What to work on:
Locate every line in the records below that holds the word "cost" and return each one.

Data records:
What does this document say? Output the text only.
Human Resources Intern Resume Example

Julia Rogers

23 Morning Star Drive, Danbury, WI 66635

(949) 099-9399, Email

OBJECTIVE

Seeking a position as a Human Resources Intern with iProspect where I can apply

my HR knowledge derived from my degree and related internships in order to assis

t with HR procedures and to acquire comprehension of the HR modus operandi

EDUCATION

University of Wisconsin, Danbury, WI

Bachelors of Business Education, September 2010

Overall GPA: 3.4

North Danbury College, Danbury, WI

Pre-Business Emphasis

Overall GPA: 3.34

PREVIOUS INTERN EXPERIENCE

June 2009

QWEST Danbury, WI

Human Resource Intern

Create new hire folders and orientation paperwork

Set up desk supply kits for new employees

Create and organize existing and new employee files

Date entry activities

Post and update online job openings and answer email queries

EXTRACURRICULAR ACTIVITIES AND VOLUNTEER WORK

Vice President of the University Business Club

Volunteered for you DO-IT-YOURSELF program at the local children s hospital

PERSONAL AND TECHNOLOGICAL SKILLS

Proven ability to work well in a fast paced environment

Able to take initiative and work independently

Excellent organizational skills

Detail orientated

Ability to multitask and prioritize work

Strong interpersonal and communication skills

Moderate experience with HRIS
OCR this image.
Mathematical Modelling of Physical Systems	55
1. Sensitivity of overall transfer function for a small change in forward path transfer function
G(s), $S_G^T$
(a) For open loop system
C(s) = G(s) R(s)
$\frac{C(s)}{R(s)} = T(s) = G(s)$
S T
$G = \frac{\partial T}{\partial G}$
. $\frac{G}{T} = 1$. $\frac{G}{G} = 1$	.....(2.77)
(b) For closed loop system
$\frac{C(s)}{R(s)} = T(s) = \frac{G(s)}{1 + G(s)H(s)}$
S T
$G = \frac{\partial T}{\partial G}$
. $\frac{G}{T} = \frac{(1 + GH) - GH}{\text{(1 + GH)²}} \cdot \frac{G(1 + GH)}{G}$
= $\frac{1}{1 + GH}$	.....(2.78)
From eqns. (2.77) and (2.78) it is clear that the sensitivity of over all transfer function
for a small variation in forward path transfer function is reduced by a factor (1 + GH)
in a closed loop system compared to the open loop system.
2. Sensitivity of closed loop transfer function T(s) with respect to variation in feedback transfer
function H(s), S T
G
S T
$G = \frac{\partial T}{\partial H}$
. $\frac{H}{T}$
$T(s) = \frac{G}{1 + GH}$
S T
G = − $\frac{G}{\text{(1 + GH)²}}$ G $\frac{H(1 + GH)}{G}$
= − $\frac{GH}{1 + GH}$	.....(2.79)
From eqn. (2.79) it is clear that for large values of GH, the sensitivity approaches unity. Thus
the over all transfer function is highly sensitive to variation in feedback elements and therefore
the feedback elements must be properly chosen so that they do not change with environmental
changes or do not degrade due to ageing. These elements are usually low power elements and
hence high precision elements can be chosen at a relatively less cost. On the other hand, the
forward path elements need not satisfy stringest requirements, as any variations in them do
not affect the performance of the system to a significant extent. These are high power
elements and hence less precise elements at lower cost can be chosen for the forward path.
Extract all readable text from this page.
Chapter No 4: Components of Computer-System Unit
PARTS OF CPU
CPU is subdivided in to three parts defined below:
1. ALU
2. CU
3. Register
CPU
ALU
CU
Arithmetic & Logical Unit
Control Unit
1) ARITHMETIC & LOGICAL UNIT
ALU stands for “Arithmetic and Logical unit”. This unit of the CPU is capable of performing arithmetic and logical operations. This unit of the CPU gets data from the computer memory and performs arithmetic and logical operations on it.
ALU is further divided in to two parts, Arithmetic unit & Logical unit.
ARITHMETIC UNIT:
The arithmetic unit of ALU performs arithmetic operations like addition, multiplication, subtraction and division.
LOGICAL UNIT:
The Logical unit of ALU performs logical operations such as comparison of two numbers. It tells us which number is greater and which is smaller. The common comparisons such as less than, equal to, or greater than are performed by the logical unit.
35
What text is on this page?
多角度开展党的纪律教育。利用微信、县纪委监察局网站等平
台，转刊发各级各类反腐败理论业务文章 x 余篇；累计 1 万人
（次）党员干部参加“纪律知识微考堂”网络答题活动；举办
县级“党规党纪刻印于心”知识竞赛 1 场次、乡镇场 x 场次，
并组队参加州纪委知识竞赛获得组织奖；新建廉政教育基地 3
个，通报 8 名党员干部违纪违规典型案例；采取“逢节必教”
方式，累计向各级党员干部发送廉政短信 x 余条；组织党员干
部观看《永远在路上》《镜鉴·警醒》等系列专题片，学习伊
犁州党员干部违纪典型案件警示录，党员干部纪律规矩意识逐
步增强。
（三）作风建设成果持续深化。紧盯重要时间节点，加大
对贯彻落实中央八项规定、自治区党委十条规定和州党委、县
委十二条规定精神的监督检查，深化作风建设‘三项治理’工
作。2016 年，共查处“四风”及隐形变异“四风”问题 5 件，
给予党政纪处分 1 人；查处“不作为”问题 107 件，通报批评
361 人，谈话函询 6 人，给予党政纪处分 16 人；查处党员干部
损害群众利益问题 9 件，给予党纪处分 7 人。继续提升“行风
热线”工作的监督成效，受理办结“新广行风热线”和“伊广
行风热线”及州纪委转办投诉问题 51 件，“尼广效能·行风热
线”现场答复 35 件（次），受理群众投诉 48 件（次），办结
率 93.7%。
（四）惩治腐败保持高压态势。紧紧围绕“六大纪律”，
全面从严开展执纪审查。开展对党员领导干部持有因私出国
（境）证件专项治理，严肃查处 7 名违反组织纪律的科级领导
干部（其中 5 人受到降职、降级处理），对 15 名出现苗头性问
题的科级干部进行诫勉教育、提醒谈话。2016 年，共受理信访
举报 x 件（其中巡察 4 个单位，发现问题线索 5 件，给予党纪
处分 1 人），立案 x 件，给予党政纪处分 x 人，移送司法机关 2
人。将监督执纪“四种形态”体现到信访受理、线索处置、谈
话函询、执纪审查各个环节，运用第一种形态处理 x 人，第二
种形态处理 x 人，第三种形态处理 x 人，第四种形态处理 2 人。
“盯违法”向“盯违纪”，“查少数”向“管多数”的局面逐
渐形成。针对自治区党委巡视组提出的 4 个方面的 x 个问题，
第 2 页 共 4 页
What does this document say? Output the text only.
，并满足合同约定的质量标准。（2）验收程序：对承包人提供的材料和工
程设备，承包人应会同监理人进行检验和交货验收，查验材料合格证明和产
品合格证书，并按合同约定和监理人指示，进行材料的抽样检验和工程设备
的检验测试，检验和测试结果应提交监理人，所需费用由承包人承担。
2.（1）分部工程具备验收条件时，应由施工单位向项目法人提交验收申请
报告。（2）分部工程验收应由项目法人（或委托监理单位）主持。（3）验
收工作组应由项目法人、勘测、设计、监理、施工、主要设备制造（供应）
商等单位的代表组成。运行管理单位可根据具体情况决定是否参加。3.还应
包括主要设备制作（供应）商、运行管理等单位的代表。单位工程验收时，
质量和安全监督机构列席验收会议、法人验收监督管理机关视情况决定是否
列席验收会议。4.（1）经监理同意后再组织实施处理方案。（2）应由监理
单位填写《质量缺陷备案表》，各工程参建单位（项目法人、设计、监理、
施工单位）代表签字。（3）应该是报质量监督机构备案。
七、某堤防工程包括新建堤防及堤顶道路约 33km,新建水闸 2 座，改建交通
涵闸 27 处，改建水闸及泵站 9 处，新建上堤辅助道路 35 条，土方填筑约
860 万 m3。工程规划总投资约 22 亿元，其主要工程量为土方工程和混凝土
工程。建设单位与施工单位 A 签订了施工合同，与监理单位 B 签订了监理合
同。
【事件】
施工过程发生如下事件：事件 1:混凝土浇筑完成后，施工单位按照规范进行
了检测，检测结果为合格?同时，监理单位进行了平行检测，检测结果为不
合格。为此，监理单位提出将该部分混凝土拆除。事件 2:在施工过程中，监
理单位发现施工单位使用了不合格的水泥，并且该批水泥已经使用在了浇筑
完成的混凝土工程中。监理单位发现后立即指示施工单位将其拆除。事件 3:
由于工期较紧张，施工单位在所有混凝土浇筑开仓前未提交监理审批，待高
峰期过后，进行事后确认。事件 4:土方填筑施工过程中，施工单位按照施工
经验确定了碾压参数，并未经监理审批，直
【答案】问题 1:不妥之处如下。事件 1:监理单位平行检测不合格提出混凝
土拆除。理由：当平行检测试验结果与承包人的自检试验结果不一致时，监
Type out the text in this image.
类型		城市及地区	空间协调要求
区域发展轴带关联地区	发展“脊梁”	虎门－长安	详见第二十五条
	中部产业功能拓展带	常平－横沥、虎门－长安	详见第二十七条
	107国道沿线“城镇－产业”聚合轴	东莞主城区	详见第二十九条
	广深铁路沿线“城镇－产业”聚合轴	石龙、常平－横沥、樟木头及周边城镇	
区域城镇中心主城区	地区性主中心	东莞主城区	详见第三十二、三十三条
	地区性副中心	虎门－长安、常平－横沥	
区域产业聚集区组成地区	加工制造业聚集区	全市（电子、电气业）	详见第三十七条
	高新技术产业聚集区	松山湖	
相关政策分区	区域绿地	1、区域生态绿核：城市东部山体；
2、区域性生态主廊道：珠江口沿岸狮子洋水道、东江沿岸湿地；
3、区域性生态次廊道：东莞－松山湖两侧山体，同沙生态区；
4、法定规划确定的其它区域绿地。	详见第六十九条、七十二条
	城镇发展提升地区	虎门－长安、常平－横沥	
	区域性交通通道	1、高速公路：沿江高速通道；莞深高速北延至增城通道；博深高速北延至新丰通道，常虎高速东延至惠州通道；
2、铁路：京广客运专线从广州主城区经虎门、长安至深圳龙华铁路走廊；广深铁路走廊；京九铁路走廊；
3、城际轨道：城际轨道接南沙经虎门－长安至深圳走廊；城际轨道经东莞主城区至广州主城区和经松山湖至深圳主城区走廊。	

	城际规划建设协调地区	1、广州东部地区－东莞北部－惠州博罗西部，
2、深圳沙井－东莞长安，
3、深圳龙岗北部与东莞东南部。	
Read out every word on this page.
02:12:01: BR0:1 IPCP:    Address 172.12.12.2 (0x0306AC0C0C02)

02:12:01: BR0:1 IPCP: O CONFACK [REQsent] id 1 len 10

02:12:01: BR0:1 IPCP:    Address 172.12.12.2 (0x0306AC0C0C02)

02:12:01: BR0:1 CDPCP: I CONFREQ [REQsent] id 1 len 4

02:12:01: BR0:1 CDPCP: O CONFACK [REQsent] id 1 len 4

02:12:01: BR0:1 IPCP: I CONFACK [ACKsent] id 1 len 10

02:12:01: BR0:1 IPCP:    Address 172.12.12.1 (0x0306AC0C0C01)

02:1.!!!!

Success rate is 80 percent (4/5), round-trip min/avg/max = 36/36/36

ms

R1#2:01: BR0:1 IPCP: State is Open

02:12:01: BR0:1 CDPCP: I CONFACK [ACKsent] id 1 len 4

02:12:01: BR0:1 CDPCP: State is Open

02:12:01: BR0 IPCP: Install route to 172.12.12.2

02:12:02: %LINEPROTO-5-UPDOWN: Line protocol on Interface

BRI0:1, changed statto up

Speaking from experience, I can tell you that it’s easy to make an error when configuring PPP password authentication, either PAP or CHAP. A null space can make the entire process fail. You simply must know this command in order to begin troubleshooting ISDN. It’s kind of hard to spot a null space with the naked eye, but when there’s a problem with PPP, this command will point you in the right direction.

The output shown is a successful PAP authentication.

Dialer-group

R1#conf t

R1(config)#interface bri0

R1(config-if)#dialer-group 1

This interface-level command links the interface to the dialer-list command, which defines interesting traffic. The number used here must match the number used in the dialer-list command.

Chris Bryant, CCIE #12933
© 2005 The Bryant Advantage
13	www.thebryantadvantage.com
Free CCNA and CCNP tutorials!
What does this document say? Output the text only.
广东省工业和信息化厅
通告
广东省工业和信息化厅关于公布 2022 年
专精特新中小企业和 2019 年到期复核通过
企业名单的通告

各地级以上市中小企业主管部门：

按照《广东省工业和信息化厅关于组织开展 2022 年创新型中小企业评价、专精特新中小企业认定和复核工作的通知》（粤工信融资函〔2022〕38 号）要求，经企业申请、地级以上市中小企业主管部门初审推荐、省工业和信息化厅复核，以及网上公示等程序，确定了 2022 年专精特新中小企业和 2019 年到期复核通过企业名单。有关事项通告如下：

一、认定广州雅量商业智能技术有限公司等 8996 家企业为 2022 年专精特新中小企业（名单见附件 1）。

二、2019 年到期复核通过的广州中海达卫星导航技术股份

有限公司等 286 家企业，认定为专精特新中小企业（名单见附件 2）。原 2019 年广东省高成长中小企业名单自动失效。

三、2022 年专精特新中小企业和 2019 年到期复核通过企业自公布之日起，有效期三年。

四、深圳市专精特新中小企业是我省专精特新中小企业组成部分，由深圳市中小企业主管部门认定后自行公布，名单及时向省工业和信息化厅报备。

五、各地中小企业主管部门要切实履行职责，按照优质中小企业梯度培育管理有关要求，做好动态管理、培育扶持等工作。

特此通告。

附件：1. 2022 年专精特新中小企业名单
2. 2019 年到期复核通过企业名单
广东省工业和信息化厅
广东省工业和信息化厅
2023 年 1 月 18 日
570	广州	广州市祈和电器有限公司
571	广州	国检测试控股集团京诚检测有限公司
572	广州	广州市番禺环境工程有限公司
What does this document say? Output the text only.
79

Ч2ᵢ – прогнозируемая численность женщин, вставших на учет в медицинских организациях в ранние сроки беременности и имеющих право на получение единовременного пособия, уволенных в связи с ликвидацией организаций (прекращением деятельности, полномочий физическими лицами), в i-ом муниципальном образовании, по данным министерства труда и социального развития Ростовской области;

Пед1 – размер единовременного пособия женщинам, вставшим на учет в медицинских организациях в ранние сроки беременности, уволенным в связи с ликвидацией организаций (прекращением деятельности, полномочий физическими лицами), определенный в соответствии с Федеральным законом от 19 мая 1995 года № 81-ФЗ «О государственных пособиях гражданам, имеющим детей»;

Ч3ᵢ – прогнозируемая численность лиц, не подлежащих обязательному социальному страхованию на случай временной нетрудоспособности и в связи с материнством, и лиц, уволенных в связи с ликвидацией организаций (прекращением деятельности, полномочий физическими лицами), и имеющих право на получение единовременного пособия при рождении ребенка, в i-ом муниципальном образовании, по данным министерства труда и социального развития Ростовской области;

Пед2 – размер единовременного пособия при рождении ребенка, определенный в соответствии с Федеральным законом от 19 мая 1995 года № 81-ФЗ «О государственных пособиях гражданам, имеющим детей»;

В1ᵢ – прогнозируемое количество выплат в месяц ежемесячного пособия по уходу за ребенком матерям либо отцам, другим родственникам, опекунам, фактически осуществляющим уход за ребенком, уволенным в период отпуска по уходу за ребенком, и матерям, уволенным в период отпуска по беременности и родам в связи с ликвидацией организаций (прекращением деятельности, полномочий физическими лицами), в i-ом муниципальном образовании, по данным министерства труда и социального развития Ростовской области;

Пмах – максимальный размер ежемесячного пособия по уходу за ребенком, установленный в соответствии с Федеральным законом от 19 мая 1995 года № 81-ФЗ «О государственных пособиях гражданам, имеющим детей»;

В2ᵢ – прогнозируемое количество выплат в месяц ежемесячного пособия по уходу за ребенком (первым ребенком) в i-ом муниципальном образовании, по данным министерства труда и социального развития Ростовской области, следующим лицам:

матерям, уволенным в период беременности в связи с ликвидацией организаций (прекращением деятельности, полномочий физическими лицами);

Exercise answer:
hence high precision elements can be chosen at a relatively less cost. On the other hand, the
elements and hence less precise elements at lower cost can be chosen for the forward path.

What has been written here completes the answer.